Instructions for the task:
Isolate every line in the records below with "ماذا" in it.

Data shown:
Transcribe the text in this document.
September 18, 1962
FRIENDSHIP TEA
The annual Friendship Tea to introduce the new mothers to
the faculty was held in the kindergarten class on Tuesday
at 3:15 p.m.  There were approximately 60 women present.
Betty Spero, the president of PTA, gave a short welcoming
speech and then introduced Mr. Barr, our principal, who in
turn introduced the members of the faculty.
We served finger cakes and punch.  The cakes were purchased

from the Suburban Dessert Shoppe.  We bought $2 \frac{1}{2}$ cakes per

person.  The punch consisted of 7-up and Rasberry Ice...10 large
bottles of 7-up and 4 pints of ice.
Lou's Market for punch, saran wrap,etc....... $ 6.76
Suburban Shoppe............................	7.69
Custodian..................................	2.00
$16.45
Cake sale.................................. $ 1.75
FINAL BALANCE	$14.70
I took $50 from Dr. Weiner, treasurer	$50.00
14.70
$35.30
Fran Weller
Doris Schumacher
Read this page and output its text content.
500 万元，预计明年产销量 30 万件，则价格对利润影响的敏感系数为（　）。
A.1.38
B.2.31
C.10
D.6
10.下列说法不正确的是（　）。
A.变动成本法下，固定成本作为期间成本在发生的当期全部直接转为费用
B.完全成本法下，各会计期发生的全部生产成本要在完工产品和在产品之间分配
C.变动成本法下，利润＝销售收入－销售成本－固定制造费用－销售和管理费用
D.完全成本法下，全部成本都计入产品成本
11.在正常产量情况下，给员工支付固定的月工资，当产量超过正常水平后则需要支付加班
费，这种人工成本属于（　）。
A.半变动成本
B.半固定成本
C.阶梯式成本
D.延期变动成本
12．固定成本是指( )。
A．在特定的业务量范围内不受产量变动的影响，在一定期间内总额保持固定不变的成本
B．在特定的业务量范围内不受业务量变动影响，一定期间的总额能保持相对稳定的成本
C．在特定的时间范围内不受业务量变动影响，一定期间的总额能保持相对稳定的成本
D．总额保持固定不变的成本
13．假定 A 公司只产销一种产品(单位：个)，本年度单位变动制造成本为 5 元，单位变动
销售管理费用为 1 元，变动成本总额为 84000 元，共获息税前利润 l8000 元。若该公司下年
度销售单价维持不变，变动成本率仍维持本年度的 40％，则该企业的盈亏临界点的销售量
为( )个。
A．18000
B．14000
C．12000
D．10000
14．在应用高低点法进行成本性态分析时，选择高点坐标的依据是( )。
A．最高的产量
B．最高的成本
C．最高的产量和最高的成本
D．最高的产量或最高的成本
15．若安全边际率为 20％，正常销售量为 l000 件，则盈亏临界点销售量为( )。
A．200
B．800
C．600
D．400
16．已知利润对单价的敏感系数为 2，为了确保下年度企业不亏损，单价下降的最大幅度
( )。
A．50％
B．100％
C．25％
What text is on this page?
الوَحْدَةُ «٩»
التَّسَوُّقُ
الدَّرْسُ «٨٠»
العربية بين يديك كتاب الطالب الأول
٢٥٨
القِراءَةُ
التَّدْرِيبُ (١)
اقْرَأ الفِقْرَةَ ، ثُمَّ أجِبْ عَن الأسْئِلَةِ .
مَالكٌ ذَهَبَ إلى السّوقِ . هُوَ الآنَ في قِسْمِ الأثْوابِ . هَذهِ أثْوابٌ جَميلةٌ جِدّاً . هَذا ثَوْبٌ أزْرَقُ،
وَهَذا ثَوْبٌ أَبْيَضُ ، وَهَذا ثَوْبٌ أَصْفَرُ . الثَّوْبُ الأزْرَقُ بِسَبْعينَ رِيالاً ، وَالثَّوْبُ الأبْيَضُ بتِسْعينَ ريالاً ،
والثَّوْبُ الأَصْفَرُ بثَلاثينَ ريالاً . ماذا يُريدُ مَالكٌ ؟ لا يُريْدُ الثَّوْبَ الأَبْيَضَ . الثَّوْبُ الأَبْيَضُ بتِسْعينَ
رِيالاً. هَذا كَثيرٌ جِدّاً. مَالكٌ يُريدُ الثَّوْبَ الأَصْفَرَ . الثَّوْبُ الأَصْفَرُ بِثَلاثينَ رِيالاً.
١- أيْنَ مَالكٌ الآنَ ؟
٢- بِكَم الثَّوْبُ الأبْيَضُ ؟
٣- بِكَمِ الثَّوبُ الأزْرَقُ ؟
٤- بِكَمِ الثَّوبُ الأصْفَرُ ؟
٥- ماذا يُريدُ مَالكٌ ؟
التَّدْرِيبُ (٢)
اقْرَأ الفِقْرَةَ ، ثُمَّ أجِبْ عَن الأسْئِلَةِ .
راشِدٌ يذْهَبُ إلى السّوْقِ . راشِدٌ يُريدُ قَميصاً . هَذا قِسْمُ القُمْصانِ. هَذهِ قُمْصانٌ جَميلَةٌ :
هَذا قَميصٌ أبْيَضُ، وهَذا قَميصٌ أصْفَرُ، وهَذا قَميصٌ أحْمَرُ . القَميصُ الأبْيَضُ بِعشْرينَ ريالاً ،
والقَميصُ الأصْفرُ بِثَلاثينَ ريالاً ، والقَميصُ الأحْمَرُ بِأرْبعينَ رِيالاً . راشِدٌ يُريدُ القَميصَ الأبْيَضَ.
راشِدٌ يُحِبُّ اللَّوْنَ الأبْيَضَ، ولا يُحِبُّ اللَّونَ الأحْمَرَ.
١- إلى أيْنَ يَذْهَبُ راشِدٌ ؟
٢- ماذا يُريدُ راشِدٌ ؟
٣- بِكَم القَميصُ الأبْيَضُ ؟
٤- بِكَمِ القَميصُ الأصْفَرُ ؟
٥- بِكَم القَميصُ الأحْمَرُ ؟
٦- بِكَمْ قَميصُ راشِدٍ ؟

Response to this exercise:
والثَّوْبُ الأَصْفَرُ بثَلاثينَ ريالاً . ماذا يُريدُ مَالكٌ ؟ لا يُريْدُ الثَّوْبَ الأَبْيَضَ . الثَّوْبُ الأَبْيَضُ بتِسْعينَ
٥- ماذا يُريدُ مَالكٌ ؟
٢- ماذا يُريدُ راشِدٌ ؟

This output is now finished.